**Job:**
Identify each line in the records below that contains the word "during", and copy it.

**Supplied data:**
Start

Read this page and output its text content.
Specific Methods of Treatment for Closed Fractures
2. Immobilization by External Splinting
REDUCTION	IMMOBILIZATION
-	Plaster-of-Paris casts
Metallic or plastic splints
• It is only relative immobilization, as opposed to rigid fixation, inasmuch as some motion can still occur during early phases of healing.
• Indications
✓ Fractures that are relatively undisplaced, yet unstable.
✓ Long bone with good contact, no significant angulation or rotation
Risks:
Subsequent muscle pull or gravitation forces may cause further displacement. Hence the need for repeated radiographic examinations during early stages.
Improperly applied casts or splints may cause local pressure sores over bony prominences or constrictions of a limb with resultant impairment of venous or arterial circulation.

End

**Written answer:**
• It is only relative immobilization, as opposed to rigid fixation, inasmuch as some motion can still occur during early phases of healing.
Subsequent muscle pull or gravitation forces may cause further displacement. Hence the need for repeated radiographic examinations during early stages.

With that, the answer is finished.